▶ [SOURCE DOCUMENT]:
|---|

The connection between content and tools to manipulate content: Since digital content is dynamic it can be modified during the whole pedagogical process, from formalisation by a teacher-author to manipulation by a learner-reader. Digital properties thus provide the manipulation tools (e.g. tools for answering, reformulating) along with the contents themselves in a single integrated digital media. This integration is particularly interesting in a knowledge-sharing environment, since the process of learning involves not only reading, but also production activities (rewriting, reformulating, synthesising, answering, annotating, broadening, etc.) [Stiegler 1994]. A part of our R&D program is to imagine and then implement various tools that allow production activities within a variety of contexts. For example, we developed and implemented “Interaction Sheets” (IS), as an extension of “Style Sheets” (SS). Whereas SS allow content to be published alongside particular layouts which make correct reading possible, IS allows the publication of content together with a suitable layout for reading and provides the tools for content manipulation [Crozat & al. 2002].
Our hypothesis is that reference knowledge is one of the foundations of learning. Reference knowledge is materialised as physical content. In order that a community of knowledge can be built on a set of contents, the contents must be understood as the materialisation of invariants of knowledge presented in an intelligible layout. This allows content to be read and appropriated collectively by the ‘knowledge community’.
Digital document engineering allows the invariants of content to be modelled using logical forms (such as XML). The intelligibility of content must be theorised from a global point of view, which should include activities based around the content (and not only around reading). The dynamic property of digital content allows the integration of activities and content within the same media, and therefore contributes to the structuring of the learning community within particular reference points.
A hypothesis of reuse
A definition of reuse
We propose to define the reuse of digital content as a shift of content across three axes: shifts in time, shifts in space, and shifts in pedagogical intention.
Shifts in time refer to evolution of content (maintenance, enhancement, etc.). Content should never be understood as static, since it is the starting point for reference knowledge. Knowledge constantly changes, either because invariants do change (through the scientific refutation of prior knowledge), or because the ways in which invariants are presented change (pedagogy is not a formal science). The less expensive it is to reuse content over time, the more durable that content is.
Shifts in space refer to the transfer of content to different contexts in which they can be exploited. A typical example is of the sale of content from one organisation to another. It also refers to the problems encountered by organisations delivering distance teaching, since their learners are spread over several different contexts (homes, businesses, training centres, etc.). A shift in space implies that the same content can exist in several different environments at the same time, with different properties (in order to fit that particular environment). However, when dealing with digital content the problem is more complex, since the diversity of technical environments means that the content must have a range of properties in order to adapt to these environments. The less expensive it is to reuse content in a variety of spaces, the more widely they can be disseminated.
Shifts in pedagogical intention refer to the multiple use of content, meaning that the same reference knowledge can be used within several different pedagogical practices. For instance, the same content can be used for face-to-face learning and distance learning, for initial academic training and for continuous professional training, etc. This illustrates that the same content can be utilised for several different purposes and, as a consequence, that several different ways of utilising it exist in order to fulfil those purposes. The less expensive it is to reuse content within different pedagogical environments, the more numerous the contexts become. Heterogeneity as a fundamental problem for reuse
A fundamental problem for the reuse of pedagogical digital content is heterogeneity of format. This heterogeneity is engendered on the one hand by the variety of formatting possibilities offered by digital media and, on the other hand, by the pedagogy which is intrinsically heterogeneous in order to be specifically adapted to the variety of contexts it deals with. We distinguish between three formats in order to characterise a pedagogical digital content:
The pedagogical format can be defined as the translation of a pedagogical intention onto a chosen media so that the content will be understandable by the learner. This translation specifically involves two main areas: the scripting which prescribes the way the contents will be read (or navigated) and the definition of activities which prescribes the way the learner will interact with the content (or rewrite it).

|---|

▶ [RECORDED INFORMATION]:
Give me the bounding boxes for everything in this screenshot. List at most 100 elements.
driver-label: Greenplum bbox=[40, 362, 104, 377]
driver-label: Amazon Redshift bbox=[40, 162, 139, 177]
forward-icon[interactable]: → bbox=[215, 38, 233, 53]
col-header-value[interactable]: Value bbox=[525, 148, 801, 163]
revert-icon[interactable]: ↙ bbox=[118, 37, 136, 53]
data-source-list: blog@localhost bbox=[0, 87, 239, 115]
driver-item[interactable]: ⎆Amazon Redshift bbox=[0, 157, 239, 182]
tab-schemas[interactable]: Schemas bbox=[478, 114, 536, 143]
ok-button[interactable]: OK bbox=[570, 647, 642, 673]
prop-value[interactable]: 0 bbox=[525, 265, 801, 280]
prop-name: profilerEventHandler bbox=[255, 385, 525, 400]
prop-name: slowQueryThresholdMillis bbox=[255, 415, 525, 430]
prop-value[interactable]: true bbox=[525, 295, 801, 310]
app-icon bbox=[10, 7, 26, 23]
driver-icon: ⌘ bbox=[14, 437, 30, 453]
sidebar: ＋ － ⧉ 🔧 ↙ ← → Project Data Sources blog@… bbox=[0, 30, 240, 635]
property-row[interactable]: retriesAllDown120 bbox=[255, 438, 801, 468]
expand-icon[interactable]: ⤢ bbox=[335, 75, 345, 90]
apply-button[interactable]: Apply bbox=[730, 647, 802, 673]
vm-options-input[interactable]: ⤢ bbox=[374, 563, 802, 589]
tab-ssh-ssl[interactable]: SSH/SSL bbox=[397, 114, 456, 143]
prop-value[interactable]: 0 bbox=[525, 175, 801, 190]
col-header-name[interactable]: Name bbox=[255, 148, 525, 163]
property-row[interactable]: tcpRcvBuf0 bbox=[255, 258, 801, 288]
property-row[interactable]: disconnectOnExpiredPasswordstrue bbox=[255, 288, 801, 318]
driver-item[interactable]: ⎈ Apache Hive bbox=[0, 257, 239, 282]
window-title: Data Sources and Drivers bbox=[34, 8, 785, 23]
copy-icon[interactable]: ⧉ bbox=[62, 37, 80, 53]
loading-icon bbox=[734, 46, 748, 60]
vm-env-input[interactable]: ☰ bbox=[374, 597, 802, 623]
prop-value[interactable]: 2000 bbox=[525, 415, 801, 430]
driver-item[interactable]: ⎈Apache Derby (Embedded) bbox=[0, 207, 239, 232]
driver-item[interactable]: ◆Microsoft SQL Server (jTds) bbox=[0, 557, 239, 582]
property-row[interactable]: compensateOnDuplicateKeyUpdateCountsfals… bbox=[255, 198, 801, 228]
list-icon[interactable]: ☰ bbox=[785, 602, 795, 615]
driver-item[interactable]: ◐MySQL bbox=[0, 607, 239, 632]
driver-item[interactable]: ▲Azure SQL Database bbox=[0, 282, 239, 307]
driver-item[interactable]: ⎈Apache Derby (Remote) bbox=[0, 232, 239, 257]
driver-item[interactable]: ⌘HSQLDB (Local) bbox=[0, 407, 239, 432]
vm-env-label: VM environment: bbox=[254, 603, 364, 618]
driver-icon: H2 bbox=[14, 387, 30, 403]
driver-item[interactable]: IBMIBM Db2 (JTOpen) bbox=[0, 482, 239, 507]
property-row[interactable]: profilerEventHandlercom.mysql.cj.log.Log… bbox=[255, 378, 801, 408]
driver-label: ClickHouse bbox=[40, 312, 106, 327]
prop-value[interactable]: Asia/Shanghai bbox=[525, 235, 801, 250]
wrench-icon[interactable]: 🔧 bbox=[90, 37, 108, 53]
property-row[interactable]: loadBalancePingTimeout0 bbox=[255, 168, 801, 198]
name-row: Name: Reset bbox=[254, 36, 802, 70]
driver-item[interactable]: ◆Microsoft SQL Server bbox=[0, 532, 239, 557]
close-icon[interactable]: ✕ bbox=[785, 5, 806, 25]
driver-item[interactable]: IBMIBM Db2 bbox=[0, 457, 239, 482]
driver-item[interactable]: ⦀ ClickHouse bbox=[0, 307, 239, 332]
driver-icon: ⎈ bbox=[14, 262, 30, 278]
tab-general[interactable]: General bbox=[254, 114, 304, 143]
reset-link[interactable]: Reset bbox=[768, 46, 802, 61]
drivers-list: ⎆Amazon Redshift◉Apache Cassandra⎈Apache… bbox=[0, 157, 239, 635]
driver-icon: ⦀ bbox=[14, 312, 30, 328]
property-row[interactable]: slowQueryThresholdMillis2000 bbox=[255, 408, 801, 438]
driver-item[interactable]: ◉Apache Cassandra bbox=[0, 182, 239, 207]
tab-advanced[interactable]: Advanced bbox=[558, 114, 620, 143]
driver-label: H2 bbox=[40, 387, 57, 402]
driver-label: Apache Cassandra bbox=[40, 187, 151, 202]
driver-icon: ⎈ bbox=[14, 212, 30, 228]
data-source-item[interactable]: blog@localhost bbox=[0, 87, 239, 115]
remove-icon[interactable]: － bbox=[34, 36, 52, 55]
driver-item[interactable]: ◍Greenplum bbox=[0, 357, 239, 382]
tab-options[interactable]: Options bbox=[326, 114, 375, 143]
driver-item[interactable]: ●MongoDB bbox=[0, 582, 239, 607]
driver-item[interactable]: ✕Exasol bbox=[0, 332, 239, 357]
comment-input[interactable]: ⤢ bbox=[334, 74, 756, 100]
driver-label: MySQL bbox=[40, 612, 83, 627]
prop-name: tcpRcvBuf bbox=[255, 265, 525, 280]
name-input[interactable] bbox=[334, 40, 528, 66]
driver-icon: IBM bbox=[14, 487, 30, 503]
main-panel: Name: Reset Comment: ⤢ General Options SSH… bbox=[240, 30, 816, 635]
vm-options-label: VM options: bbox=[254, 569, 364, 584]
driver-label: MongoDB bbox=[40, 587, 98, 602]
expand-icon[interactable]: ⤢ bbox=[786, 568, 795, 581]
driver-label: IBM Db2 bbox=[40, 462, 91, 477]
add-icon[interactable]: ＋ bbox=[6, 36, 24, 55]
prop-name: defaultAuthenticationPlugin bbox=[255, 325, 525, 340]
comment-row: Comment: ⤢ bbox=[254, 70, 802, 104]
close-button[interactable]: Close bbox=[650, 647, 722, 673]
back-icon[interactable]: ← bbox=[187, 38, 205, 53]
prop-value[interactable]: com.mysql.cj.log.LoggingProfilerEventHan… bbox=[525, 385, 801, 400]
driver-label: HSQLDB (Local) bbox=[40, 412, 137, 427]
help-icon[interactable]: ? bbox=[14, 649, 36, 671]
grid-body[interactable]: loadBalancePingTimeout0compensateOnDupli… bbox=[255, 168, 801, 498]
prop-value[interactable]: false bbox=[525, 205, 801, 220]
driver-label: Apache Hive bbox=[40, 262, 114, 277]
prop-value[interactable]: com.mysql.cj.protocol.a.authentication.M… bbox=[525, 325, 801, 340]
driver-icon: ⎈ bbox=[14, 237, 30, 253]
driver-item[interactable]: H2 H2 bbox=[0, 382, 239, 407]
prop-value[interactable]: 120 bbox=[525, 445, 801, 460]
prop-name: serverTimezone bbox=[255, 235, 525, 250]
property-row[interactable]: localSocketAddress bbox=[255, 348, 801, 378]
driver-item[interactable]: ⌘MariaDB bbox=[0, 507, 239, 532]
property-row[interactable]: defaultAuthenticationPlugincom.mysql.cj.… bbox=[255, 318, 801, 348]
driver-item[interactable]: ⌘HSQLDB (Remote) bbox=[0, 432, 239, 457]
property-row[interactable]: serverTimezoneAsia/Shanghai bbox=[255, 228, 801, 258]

|---|

▶ [WHAT TO DO]:
[1] List the production activities that the passage on pedagogical digital content names in parentheses as part of learning.
[2] Write out the passage on pedagogical digital content from "A hypothesis of" to "that content is.", word for word.
[3] Carry the passage on pedagogical digital content forward from its last sentence.

▶ [ANSWERS FOR EACH ITEM]:
[1] rewriting, reformulating, synthesising, answering, annotating, broadening

[2]
A hypothesis of reuse
A definition of reuse
We propose to define the reuse of digital content as a shift of content across three axes: shifts in time, shifts in space, and shifts in pedagogical intention.
Shifts in time refer to evolution of content (maintenance, enhancement, etc.). Content should never be understood as static, since it is the starting point for reference knowledge. Knowledge constantly changes, either because invariants do change (through the scientific refutation of prior knowledge), or because the ways in which invariants are presented change (pedagogy is not a formal science). The less expensive it is to reuse content over time, the more durable that content is.

[3]
The graphical format can be defined as the way the content is presented and organised on a medium, particularly regarding the invariants of absolute knowledge and intelligibility. Presentation has to be thought of within a multimedia context, including texts, images, audiovisuals, etc.
The technical format can be defined as the way in which the content is encoded on a digital support so that it can be managed by algorithms.
Heterogeneity happens at all three levels, since many technical formats can be used to represent the same content, many graphical formats can be calculated from the technical format, and many pedagogical formats can be applied to these graphical formats. The management of this combination of heterogeneous formats is one of the central points to consider when dealing with the reuse of content. Reuse as a problem of exchange and adaptation
In order to manage heterogeneity we introduce the concepts of exchange and adaptation.
Exchange of content is the process which allows a shift of content from one technical system to another (e.g. shifting from a production environment to a user environment). Exchange is necessary in the context of reuse since evolving technical systems (shifts in time) and differing distributions of technical systems (shifts in space) require exchanging content. Technical heterogeneity makes the management of exchanges very complex. How, therefore, does one ensure that two different technical systems will be able to integrate and interpret the same content in the same way? The only solution is for both content and user platforms to speak a common language, making their integration possible. Exchange within a heterogeneous context implies a technical standardisation (our emphasis is not pedagogical standardisation).
Although the exchange of documents is necessary to reuse, it cannot be seen as sufficient, since it does not deal with either graphical or pedagogical heterogeneity. If we consider two pieces of content, in the same technical format (DHTML for instance), they contain both information, and the way this information must be presented and interacted with. If these two contents are to be integrated within the same pedagogical media they will be expected to have consistent graphical format (because of ergonomic requirements [Scapin & al. 1997]) and consistent pedagogical formats (to ensure consistent pedagogical intentions).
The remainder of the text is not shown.